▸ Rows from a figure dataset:

+---+

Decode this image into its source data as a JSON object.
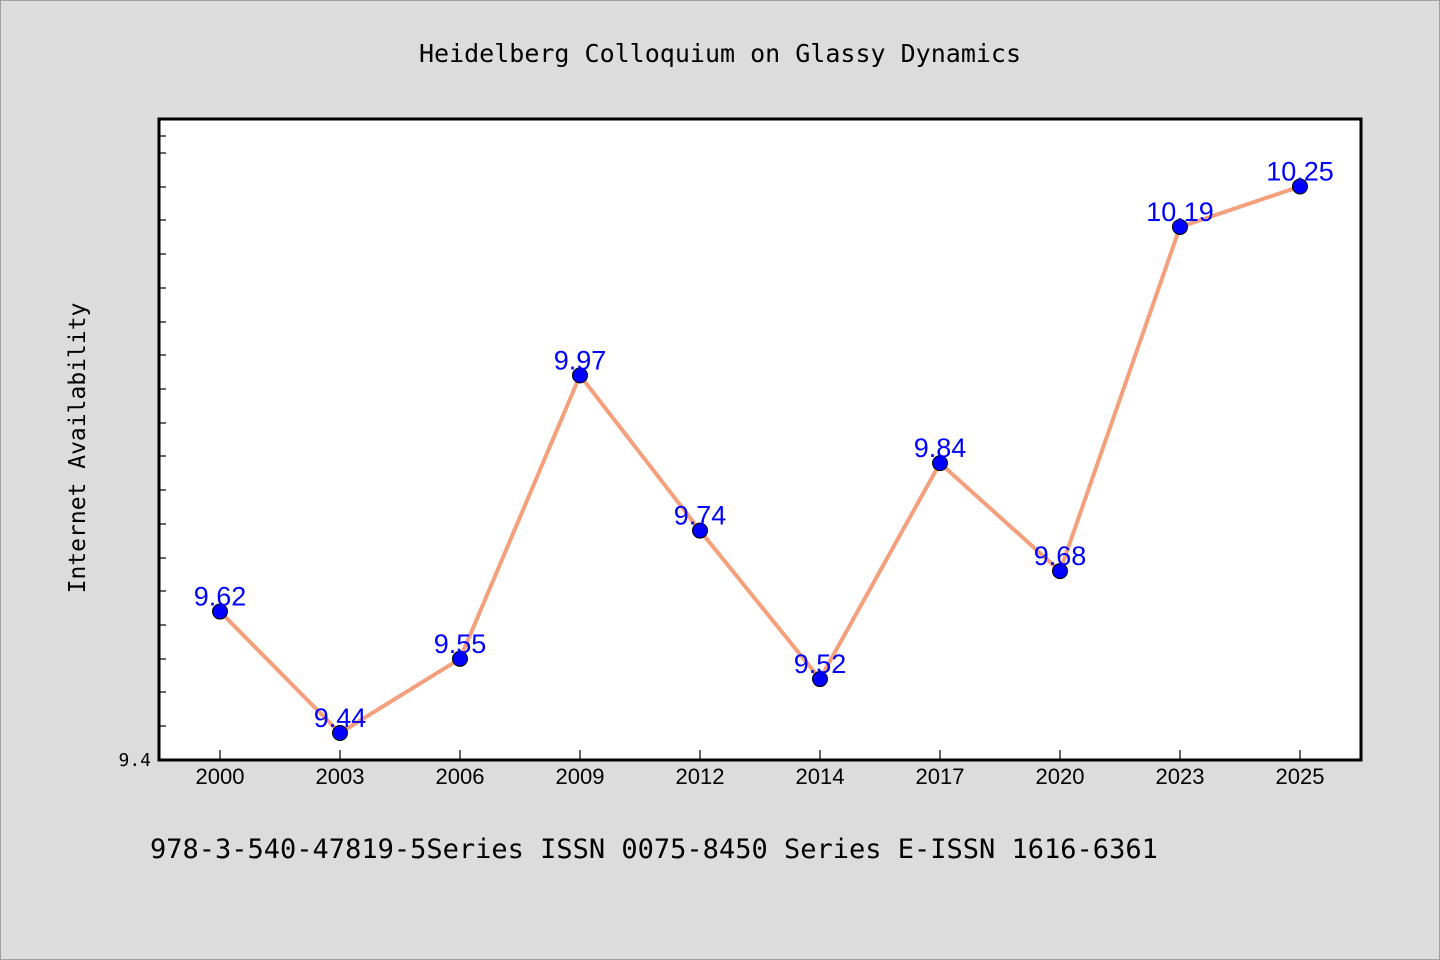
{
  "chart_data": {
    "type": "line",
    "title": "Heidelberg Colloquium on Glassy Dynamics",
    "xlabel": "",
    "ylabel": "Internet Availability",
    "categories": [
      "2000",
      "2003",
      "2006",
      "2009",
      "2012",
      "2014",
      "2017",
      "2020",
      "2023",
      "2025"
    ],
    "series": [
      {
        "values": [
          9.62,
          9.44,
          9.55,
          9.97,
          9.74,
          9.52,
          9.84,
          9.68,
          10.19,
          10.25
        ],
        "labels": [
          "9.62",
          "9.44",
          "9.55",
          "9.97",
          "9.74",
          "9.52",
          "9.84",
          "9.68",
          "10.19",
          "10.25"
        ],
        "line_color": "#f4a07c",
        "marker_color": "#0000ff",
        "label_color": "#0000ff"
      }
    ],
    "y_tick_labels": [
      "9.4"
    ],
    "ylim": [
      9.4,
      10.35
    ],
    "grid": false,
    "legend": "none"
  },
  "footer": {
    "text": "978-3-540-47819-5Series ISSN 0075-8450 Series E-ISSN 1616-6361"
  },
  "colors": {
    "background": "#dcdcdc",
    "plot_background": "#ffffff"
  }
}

+---+

▸ Task details: The entries above should be reproduced exactly, without their pictures.

▸ Solution to the exercise:
Decode this image into its source data as a JSON object.
{
  "chart_data": {
    "type": "line",
    "title": "Heidelberg Colloquium on Glassy Dynamics",
    "xlabel": "",
    "ylabel": "Internet Availability",
    "categories": [
      "2000",
      "2003",
      "2006",
      "2009",
      "2012",
      "2014",
      "2017",
      "2020",
      "2023",
      "2025"
    ],
    "series": [
      {
        "values": [
          9.62,
          9.44,
          9.55,
          9.97,
          9.74,
          9.52,
          9.84,
          9.68,
          10.19,
          10.25
        ],
        "labels": [
          "9.62",
          "9.44",
          "9.55",
          "9.97",
          "9.74",
          "9.52",
          "9.84",
          "9.68",
          "10.19",
          "10.25"
        ],
        "line_color": "#f4a07c",
        "marker_color": "#0000ff",
        "label_color": "#0000ff"
      }
    ],
    "y_tick_labels": [
      "9.4"
    ],
    "ylim": [
      9.4,
      10.35
    ],
    "grid": false,
    "legend": "none"
  },
  "footer": {
    "text": "978-3-540-47819-5Series ISSN 0075-8450 Series E-ISSN 1616-6361"
  },
  "colors": {
    "background": "#dcdcdc",
    "plot_background": "#ffffff"
  }
}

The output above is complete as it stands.